## Begin Data in this exercise

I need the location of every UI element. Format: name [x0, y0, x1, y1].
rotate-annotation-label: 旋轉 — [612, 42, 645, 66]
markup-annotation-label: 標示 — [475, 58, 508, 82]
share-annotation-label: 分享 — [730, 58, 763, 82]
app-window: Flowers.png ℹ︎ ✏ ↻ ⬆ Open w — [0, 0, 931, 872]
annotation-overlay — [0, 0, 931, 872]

## End Data in this exercise

Your goal:
Reproduce the records above verbatim, keeping every line in its original order.

Written solution:
I need the location of every UI element. Format: name [x0, y0, x1, y1].
rotate-annotation-label: 旋轉 — [612, 42, 645, 66]
markup-annotation-label: 標示 — [475, 58, 508, 82]
share-annotation-label: 分享 — [730, 58, 763, 82]
app-window: Flowers.png ℹ︎ ✏ ↻ ⬆ Open w — [0, 0, 931, 872]
annotation-overlay — [0, 0, 931, 872]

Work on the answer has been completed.